■ Complete the following:
a) Answer these questions from the stadium text:
(i) What two land uses lie to the North and East of the Stadium?
(ii) To which stadium in St. Paul is the new Stadium compared?
(iii) What does Janne want to know the data says about?
b) Repeat word for word the part of the stadium text between "That took me" and "fewer, larger parks?", inclusive.
[Given text]
Well aside from not liking the idea of the Stadium, and its location in downtown being a strategic error on the part of the city and state’s political leadership, it could be worse. I am not as pessimistic on it as Nate. This is an improvement over the Metrodome from an aesthetic perspective. The glass facing West and South will be iconic, though a bit starchitecture-like. That it turns its back to the North and East makes sense given the land uses in place there (a freeway entrance ramp and LRT tracks). Yes it forecloses the opportunity to do something better there, but that wouldn’t be happening anyway, this is Minneapolis not Manhattan and there is just not the demand now (or for the next 20 years) to do something with good urban design in these forgotten marginal spaces, there are still too many better sites. Yes I would like more glass and less wall, but I am sure that costs money. Like the Saints Stadium in St. Paul, it is wedged into a corner backing onto the transportation network and fronting the city, that they don’t do anything with the back is no great loss.

Forum discussion.

7 thoughts on “The Yard at Downtown East

  1. Nick MagrinoNick Magrino

    “In this case it is a Vikings Stadium rather than the US Capitol Building. The idea is the same, we pay taxes to the occupants of the respective buildings.”

    That took me a second, then I laughed out loud.

  2. Janne

    Does anyone know what the data says about the value of more, smaller scattered parks vs. fewer, larger parks?
[/Given text]
[The data]
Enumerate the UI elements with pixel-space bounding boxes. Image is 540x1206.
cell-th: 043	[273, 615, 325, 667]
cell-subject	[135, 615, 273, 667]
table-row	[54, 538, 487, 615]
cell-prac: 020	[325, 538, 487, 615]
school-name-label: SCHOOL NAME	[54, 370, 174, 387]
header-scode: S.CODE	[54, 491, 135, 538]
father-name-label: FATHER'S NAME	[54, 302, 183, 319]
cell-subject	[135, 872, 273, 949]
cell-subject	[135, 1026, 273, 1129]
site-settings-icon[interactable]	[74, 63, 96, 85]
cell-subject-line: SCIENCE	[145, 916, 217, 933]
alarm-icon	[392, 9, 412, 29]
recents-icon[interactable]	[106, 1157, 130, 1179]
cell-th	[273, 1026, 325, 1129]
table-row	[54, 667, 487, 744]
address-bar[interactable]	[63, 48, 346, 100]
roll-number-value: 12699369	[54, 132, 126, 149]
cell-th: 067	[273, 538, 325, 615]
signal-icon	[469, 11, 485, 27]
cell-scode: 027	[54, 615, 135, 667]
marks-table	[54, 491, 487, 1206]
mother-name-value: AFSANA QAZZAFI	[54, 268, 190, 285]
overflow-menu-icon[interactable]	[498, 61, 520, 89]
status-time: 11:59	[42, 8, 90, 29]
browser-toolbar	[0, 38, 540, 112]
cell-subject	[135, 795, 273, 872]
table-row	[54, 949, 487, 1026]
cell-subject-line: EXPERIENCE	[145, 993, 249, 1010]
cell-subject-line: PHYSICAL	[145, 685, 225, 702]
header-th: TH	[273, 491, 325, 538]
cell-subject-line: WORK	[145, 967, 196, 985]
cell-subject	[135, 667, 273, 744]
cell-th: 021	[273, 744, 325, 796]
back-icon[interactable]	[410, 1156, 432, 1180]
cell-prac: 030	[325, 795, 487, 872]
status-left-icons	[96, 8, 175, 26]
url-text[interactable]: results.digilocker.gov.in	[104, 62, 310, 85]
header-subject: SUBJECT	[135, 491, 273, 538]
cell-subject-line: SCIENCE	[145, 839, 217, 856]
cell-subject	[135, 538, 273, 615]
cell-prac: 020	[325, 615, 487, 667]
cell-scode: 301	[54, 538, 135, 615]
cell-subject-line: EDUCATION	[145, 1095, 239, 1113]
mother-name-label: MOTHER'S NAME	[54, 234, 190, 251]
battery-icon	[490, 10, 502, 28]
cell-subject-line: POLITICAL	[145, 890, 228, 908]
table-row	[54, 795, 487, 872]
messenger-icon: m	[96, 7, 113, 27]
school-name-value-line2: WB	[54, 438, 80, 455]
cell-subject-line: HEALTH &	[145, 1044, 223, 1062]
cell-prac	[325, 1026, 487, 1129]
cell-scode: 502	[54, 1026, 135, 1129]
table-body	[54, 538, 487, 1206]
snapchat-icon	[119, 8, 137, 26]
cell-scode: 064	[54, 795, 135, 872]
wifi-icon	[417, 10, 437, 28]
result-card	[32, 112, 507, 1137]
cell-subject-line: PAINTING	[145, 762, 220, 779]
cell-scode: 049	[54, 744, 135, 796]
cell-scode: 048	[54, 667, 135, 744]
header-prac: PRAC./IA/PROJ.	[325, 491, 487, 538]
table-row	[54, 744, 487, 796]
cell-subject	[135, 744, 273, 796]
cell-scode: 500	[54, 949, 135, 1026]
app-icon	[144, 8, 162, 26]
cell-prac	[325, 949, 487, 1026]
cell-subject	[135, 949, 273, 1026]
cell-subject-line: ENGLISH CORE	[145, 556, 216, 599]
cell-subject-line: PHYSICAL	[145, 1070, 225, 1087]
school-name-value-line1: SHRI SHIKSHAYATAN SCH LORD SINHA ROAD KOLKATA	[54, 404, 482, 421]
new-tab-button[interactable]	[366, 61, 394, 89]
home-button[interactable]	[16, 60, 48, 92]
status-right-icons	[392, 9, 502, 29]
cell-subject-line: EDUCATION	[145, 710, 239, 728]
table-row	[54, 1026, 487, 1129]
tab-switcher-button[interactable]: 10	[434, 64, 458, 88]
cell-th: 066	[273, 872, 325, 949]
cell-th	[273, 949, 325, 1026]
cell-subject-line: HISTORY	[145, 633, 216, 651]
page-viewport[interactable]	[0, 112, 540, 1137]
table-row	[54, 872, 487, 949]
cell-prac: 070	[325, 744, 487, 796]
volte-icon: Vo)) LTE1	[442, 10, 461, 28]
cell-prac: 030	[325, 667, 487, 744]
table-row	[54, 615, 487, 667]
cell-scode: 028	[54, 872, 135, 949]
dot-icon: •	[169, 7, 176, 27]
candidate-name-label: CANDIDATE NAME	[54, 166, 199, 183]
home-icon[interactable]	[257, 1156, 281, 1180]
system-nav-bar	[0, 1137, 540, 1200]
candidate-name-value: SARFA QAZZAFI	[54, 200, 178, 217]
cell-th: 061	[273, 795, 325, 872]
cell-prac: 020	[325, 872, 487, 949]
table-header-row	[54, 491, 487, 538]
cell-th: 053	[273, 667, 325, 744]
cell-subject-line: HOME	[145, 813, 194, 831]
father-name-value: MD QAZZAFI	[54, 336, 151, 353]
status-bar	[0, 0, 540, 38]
[/The data]
■ Results of the tasks:
a)
(i) A freeway entrance ramp and LRT tracks.
(ii) The Saints Stadium.
(iii) The value of more, smaller scattered parks vs. fewer, larger parks.

b)
That took me a second, then I laughed out loud.

  2. Janne

    Does anyone know what the data says about the value of more, smaller scattered parks vs. fewer, larger parks?